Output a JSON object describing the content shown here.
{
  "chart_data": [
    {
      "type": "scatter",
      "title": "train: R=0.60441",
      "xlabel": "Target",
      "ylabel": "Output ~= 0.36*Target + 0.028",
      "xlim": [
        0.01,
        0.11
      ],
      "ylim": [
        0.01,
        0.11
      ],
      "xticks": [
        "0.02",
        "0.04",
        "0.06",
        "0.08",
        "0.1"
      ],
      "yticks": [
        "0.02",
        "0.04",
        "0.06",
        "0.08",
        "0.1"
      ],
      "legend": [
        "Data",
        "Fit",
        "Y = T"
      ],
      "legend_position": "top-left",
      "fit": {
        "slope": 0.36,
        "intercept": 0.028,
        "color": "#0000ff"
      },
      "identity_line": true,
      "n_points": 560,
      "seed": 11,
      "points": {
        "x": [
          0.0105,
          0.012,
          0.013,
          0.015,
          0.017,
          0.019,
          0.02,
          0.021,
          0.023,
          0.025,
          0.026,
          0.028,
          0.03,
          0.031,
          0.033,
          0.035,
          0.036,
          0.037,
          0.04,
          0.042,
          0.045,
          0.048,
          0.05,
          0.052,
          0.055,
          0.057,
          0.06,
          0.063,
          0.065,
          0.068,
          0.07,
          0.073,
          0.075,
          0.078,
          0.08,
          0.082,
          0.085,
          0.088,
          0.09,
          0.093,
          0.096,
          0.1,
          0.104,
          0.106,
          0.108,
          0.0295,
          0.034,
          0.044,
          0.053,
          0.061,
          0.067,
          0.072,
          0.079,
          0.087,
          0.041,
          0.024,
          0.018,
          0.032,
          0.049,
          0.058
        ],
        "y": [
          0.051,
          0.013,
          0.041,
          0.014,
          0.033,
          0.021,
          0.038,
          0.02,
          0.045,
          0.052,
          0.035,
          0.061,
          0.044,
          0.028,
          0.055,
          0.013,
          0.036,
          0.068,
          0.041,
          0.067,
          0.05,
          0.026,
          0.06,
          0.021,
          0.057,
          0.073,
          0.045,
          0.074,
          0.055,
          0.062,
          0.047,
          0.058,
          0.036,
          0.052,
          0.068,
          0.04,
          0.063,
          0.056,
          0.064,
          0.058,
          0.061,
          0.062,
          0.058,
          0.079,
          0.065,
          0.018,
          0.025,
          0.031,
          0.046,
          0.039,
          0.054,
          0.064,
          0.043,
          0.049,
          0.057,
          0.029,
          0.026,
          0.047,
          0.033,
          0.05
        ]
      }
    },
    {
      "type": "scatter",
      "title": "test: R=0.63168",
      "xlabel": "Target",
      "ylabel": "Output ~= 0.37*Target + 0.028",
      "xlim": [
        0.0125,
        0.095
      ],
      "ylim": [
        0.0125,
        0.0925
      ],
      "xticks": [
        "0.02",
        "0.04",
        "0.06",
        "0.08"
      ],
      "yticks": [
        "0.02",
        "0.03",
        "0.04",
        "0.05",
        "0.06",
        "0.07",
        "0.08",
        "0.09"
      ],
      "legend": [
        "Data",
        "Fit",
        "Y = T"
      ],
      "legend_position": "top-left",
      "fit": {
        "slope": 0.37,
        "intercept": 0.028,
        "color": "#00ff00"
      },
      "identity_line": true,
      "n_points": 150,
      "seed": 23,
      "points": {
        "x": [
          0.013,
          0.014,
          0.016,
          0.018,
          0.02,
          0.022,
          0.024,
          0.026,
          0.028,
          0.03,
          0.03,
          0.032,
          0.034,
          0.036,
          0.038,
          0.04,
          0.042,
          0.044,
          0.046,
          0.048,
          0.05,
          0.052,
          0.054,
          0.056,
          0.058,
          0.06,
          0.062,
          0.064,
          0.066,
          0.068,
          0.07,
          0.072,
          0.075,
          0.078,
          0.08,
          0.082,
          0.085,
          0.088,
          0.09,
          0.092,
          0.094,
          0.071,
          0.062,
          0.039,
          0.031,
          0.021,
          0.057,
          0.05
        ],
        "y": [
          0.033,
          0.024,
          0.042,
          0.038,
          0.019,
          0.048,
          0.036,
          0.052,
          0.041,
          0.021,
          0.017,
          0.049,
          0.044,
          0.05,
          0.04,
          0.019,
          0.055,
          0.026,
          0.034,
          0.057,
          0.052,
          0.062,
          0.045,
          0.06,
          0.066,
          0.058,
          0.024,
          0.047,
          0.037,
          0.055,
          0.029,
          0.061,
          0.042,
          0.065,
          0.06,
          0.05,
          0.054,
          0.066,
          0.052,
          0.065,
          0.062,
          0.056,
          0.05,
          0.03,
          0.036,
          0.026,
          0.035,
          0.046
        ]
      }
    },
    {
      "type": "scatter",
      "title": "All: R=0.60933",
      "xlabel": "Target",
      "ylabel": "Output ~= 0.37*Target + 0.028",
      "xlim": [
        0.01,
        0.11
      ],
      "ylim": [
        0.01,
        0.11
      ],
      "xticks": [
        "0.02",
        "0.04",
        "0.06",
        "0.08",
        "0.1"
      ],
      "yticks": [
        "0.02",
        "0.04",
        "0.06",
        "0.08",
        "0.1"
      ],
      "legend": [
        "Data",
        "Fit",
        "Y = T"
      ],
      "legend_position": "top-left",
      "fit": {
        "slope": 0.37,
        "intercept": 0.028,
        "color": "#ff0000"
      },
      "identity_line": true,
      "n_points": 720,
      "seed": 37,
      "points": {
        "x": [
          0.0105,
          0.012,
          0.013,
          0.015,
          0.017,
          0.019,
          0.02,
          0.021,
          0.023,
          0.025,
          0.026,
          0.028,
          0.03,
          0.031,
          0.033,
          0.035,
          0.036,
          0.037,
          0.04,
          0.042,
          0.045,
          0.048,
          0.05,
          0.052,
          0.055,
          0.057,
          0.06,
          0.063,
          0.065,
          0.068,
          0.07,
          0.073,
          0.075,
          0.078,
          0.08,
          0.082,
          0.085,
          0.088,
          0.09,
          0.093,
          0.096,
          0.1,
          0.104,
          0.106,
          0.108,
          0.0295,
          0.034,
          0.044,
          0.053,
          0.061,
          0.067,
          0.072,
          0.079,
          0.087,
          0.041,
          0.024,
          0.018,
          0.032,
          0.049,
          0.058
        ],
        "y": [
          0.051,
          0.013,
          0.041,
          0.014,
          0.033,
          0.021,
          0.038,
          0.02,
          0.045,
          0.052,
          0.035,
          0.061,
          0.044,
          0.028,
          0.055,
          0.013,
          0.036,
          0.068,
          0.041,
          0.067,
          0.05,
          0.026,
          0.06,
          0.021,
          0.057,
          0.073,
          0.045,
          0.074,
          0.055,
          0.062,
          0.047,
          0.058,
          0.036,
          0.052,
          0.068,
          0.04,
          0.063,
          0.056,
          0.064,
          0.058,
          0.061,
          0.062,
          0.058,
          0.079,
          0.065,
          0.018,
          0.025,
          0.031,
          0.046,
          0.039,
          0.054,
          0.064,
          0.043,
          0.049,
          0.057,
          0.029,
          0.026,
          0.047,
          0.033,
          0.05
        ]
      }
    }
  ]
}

.....

## WHAT IS EXPECTED:
Using the data above, output each line exactly.

## WRITTEN ANSWER:
Output a JSON object describing the content shown here.
{
  "chart_data": [
    {
      "type": "scatter",
      "title": "train: R=0.60441",
      "xlabel": "Target",
      "ylabel": "Output ~= 0.36*Target + 0.028",
      "xlim": [
        0.01,
        0.11
      ],
      "ylim": [
        0.01,
        0.11
      ],
      "xticks": [
        "0.02",
        "0.04",
        "0.06",
        "0.08",
        "0.1"
      ],
      "yticks": [
        "0.02",
        "0.04",
        "0.06",
        "0.08",
        "0.1"
      ],
      "legend": [
        "Data",
        "Fit",
        "Y = T"
      ],
      "legend_position": "top-left",
      "fit": {
        "slope": 0.36,
        "intercept": 0.028,
        "color": "#0000ff"
      },
      "identity_line": true,
      "n_points": 560,
      "seed": 11,
      "points": {
        "x": [
          0.0105,
          0.012,
          0.013,
          0.015,
          0.017,
          0.019,
          0.02,
          0.021,
          0.023,
          0.025,
          0.026,
          0.028,
          0.03,
          0.031,
          0.033,
          0.035,
          0.036,
          0.037,
          0.04,
          0.042,
          0.045,
          0.048,
          0.05,
          0.052,
          0.055,
          0.057,
          0.06,
          0.063,
          0.065,
          0.068,
          0.07,
          0.073,
          0.075,
          0.078,
          0.08,
          0.082,
          0.085,
          0.088,
          0.09,
          0.093,
          0.096,
          0.1,
          0.104,
          0.106,
          0.108,
          0.0295,
          0.034,
          0.044,
          0.053,
          0.061,
          0.067,
          0.072,
          0.079,
          0.087,
          0.041,
          0.024,
          0.018,
          0.032,
          0.049,
          0.058
        ],
        "y": [
          0.051,
          0.013,
          0.041,
          0.014,
          0.033,
          0.021,
          0.038,
          0.02,
          0.045,
          0.052,
          0.035,
          0.061,
          0.044,
          0.028,
          0.055,
          0.013,
          0.036,
          0.068,
          0.041,
          0.067,
          0.05,
          0.026,
          0.06,
          0.021,
          0.057,
          0.073,
          0.045,
          0.074,
          0.055,
          0.062,
          0.047,
          0.058,
          0.036,
          0.052,
          0.068,
          0.04,
          0.063,
          0.056,
          0.064,
          0.058,
          0.061,
          0.062,
          0.058,
          0.079,
          0.065,
          0.018,
          0.025,
          0.031,
          0.046,
          0.039,
          0.054,
          0.064,
          0.043,
          0.049,
          0.057,
          0.029,
          0.026,
          0.047,
          0.033,
          0.05
        ]
      }
    },
    {
      "type": "scatter",
      "title": "test: R=0.63168",
      "xlabel": "Target",
      "ylabel": "Output ~= 0.37*Target + 0.028",
      "xlim": [
        0.0125,
        0.095
      ],
      "ylim": [
        0.0125,
        0.0925
      ],
      "xticks": [
        "0.02",
        "0.04",
        "0.06",
        "0.08"
      ],
      "yticks": [
        "0.02",
        "0.03",
        "0.04",
        "0.05",
        "0.06",
        "0.07",
        "0.08",
        "0.09"
      ],
      "legend": [
        "Data",
        "Fit",
        "Y = T"
      ],
      "legend_position": "top-left",
      "fit": {
        "slope": 0.37,
        "intercept": 0.028,
        "color": "#00ff00"
      },
      "identity_line": true,
      "n_points": 150,
      "seed": 23,
      "points": {
        "x": [
          0.013,
          0.014,
          0.016,
          0.018,
          0.02,
          0.022,
          0.024,
          0.026,
          0.028,
          0.03,
          0.03,
          0.032,
          0.034,
          0.036,
          0.038,
          0.04,
          0.042,
          0.044,
          0.046,
          0.048,
          0.05,
          0.052,
          0.054,
          0.056,
          0.058,
          0.06,
          0.062,
          0.064,
          0.066,
          0.068,
          0.07,
          0.072,
          0.075,
          0.078,
          0.08,
          0.082,
          0.085,
          0.088,
          0.09,
          0.092,
          0.094,
          0.071,
          0.062,
          0.039,
          0.031,
          0.021,
          0.057,
          0.05
        ],
        "y": [
          0.033,
          0.024,
          0.042,
          0.038,
          0.019,
          0.048,
          0.036,
          0.052,
          0.041,
          0.021,
          0.017,
          0.049,
          0.044,
          0.05,
          0.04,
          0.019,
          0.055,
          0.026,
          0.034,
          0.057,
          0.052,
          0.062,
          0.045,
          0.06,
          0.066,
          0.058,
          0.024,
          0.047,
          0.037,
          0.055,
          0.029,
          0.061,
          0.042,
          0.065,
          0.06,
          0.05,
          0.054,
          0.066,
          0.052,
          0.065,
          0.062,
          0.056,
          0.05,
          0.03,
          0.036,
          0.026,
          0.035,
          0.046
        ]
      }
    },
    {
      "type": "scatter",
      "title": "All: R=0.60933",
      "xlabel": "Target",
      "ylabel": "Output ~= 0.37*Target + 0.028",
      "xlim": [
        0.01,
        0.11
      ],
      "ylim": [
        0.01,
        0.11
      ],
      "xticks": [
        "0.02",
        "0.04",
        "0.06",
        "0.08",
        "0.1"
      ],
      "yticks": [
        "0.02",
        "0.04",
        "0.06",
        "0.08",
        "0.1"
      ],
      "legend": [
        "Data",
        "Fit",
        "Y = T"
      ],
      "legend_position": "top-left",
      "fit": {
        "slope": 0.37,
        "intercept": 0.028,
        "color": "#ff0000"
      },
      "identity_line": true,
      "n_points": 720,
      "seed": 37,
      "points": {
        "x": [
          0.0105,
          0.012,
          0.013,
          0.015,
          0.017,
          0.019,
          0.02,
          0.021,
          0.023,
          0.025,
          0.026,
          0.028,
          0.03,
          0.031,
          0.033,
          0.035,
          0.036,
          0.037,
          0.04,
          0.042,
          0.045,
          0.048,
          0.05,
          0.052,
          0.055,
          0.057,
          0.06,
          0.063,
          0.065,
          0.068,
          0.07,
          0.073,
          0.075,
          0.078,
          0.08,
          0.082,
          0.085,
          0.088,
          0.09,
          0.093,
          0.096,
          0.1,
          0.104,
          0.106,
          0.108,
          0.0295,
          0.034,
          0.044,
          0.053,
          0.061,
          0.067,
          0.072,
          0.079,
          0.087,
          0.041,
          0.024,
          0.018,
          0.032,
          0.049,
          0.058
        ],
        "y": [
          0.051,
          0.013,
          0.041,
          0.014,
          0.033,
          0.021,
          0.038,
          0.02,
          0.045,
          0.052,
          0.035,
          0.061,
          0.044,
          0.028,
          0.055,
          0.013,
          0.036,
          0.068,
          0.041,
          0.067,
          0.05,
          0.026,
          0.06,
          0.021,
          0.057,
          0.073,
          0.045,
          0.074,
          0.055,
          0.062,
          0.047,
          0.058,
          0.036,
          0.052,
          0.068,
          0.04,
          0.063,
          0.056,
          0.064,
          0.058,
          0.061,
          0.062,
          0.058,
          0.079,
          0.065,
          0.018,
          0.025,
          0.031,
          0.046,
          0.039,
          0.054,
          0.064,
          0.043,
          0.049,
          0.057,
          0.029,
          0.026,
          0.047,
          0.033,
          0.05
        ]
      }
    }
  ]
}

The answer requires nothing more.